• Gezeigter Ausschnitt
╭──

# Speedport W700V als AP einrichten geht nicht!



## MC-René (11. September 2008)

Hallo!

Hab ne FritzBox 7270 und nen ("alten") Speedport W700V...

Möchte gern den Speedport als AP nutzen (lt. Bedienungsanleitung geht das; was an Einstellung zu beachten ist, steht blöderweise nicht drin)...

Dennoch gibts ja google, und habe Folgendes ausprobiert:

Fritzbox: IP im Adressraum 192.168.2.x
DHCP: aus/an (beides probiert)
SSID: Router_1

Speedport: IP im Adressraum 192.168.2.x
DHCP: aus
PPPoE: aus
Repeater: aus
SSID: Router_2 (habs auch schon mit der identischen SSID der FritzB versucht)

Verschlüsselung bei beiden: WEP (ging nicht)
Verschlüsselung bei beiden: WPA (ging nicht)
Verschlüsselung bei beiden: WPA2 (ging nicht)

Hab den Speedport auch schon "resettet" (hab ich irgendwo gelesen) + die o.g. Daten eingetragen!

Es geht einfach nicht...!

Komm nicht mehr weiter...


----------

╰──

• Gestellte Aufgabe A
Schreib aus dem Forumsbeitrag zum Speedport als Access Point den Abschnitt wortgetreu ab: Beginn bei den Worten „Speedport: IP im“, Schluss nach „WPA (ging nicht)“.

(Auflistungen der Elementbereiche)
╭──

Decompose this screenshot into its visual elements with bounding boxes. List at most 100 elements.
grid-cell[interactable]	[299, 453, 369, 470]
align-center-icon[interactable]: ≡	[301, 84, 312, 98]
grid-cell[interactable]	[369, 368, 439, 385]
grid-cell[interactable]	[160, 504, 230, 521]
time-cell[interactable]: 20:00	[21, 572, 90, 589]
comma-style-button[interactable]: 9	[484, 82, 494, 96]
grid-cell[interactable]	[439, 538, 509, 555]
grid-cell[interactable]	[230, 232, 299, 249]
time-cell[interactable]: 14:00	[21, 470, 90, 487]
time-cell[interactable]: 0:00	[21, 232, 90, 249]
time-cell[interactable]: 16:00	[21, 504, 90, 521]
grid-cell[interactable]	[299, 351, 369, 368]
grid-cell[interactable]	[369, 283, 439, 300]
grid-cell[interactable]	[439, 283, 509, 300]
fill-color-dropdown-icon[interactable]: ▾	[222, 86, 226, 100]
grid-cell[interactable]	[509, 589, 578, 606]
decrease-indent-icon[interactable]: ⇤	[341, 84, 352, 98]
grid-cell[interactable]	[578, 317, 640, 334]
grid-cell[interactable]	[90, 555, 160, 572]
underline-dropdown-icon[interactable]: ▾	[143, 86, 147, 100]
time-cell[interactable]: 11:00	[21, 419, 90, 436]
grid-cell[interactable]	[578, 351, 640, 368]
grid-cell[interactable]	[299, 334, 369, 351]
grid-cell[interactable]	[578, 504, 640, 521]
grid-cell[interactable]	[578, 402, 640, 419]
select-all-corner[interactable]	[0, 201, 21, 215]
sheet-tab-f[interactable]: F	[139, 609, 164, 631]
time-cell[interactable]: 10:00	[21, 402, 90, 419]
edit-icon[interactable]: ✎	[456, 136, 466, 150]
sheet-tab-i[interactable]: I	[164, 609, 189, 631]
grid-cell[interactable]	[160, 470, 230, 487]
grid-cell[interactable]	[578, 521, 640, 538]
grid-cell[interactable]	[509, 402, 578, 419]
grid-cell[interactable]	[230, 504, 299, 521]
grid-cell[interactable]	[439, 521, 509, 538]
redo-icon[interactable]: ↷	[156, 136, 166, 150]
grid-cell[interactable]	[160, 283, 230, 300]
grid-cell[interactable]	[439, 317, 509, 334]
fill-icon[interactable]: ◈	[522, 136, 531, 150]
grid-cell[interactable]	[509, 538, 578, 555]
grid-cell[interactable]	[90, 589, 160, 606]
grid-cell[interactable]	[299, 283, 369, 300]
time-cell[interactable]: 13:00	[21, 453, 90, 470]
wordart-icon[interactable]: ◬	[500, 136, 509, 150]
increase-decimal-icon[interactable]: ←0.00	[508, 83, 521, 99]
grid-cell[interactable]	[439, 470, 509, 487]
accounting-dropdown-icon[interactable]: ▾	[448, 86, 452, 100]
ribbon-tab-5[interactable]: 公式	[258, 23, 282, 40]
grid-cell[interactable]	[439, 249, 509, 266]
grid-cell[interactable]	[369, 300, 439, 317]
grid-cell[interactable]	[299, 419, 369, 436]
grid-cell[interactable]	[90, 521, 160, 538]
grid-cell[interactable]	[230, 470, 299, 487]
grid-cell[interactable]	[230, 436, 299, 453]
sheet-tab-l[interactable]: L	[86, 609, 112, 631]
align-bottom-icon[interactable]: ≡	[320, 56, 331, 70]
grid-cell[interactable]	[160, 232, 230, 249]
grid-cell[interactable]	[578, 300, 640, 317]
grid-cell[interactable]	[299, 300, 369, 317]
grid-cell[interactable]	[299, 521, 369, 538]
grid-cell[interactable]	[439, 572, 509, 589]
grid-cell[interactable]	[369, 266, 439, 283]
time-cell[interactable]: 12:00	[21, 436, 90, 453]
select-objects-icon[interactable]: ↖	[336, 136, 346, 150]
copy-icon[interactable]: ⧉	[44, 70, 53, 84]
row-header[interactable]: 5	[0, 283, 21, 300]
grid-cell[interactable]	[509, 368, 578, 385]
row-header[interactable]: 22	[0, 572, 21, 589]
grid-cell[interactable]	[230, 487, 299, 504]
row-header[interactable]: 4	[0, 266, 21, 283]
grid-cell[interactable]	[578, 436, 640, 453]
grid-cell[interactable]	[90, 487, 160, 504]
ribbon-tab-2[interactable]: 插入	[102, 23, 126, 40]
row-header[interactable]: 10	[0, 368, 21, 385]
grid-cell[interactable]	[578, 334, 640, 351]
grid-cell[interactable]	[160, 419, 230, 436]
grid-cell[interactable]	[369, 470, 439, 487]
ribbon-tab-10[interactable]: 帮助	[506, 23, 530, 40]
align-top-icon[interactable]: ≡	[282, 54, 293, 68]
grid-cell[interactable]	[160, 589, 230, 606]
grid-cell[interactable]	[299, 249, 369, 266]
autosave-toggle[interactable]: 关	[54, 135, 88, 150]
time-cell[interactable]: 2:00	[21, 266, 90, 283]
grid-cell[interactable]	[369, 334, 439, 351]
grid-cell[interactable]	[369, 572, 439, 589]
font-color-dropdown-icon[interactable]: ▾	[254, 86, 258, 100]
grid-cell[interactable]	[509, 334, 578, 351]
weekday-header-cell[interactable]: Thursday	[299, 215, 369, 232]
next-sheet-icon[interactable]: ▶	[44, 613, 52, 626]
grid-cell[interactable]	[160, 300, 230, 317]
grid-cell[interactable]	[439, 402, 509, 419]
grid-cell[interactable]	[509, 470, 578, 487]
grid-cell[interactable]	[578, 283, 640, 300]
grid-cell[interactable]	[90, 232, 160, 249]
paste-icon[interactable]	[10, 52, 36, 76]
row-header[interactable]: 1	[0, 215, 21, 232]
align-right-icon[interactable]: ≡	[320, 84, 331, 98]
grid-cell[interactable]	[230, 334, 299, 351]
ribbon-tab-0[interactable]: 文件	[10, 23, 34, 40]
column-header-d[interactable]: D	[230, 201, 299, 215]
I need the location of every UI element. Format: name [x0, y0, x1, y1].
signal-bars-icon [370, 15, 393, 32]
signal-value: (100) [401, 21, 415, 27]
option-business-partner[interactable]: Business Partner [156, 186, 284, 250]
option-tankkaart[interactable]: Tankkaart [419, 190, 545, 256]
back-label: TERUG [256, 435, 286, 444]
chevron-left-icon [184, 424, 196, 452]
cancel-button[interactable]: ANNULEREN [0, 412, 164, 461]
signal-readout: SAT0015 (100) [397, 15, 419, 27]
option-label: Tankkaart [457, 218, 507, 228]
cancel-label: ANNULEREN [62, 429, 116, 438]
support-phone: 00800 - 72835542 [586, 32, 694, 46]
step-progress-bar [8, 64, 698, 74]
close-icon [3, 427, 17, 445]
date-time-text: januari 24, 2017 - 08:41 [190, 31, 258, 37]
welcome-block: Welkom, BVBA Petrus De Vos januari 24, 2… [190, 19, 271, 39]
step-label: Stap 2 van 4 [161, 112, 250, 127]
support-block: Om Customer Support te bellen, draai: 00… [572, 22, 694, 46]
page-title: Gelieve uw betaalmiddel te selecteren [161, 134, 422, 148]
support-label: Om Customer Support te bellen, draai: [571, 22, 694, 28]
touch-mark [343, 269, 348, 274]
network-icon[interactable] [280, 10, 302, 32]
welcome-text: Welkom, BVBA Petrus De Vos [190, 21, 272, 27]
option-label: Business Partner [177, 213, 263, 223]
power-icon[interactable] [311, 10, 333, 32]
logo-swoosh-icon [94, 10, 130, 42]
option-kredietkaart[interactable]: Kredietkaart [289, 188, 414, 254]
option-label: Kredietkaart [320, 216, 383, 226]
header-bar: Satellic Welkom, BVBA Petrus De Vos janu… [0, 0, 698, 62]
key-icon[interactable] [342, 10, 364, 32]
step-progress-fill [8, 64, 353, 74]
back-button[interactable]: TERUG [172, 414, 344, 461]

╰──

• Gestellte Aufgabe B
Wie lauten die Zeilen vom Anfang der Auflistung bis einschließlich der Zeile mit „504, 90, 521]“, wenn man darin „time-cell“ durch „hour-cell“ ersetzt und sonst nichts ändert?

• Endgültige Antwort A
Speedport: IP im Adressraum 192.168.2.x
DHCP: aus
PPPoE: aus
Repeater: aus
SSID: Router_2 (habs auch schon mit der identischen SSID der FritzB versucht)

Verschlüsselung bei beiden: WEP (ging nicht)
Verschlüsselung bei beiden: WPA (ging nicht)

• Endgültige Antwort B
Decompose this screenshot into its visual elements with bounding boxes. List at most 100 elements.
grid-cell[interactable]	[299, 453, 369, 470]
align-center-icon[interactable]: ≡	[301, 84, 312, 98]
grid-cell[interactable]	[369, 368, 439, 385]
grid-cell[interactable]	[160, 504, 230, 521]
hour-cell[interactable]: 20:00	[21, 572, 90, 589]
comma-style-button[interactable]: 9	[484, 82, 494, 96]
grid-cell[interactable]	[439, 538, 509, 555]
grid-cell[interactable]	[230, 232, 299, 249]
hour-cell[interactable]: 14:00	[21, 470, 90, 487]
hour-cell[interactable]: 0:00	[21, 232, 90, 249]
hour-cell[interactable]: 16:00	[21, 504, 90, 521]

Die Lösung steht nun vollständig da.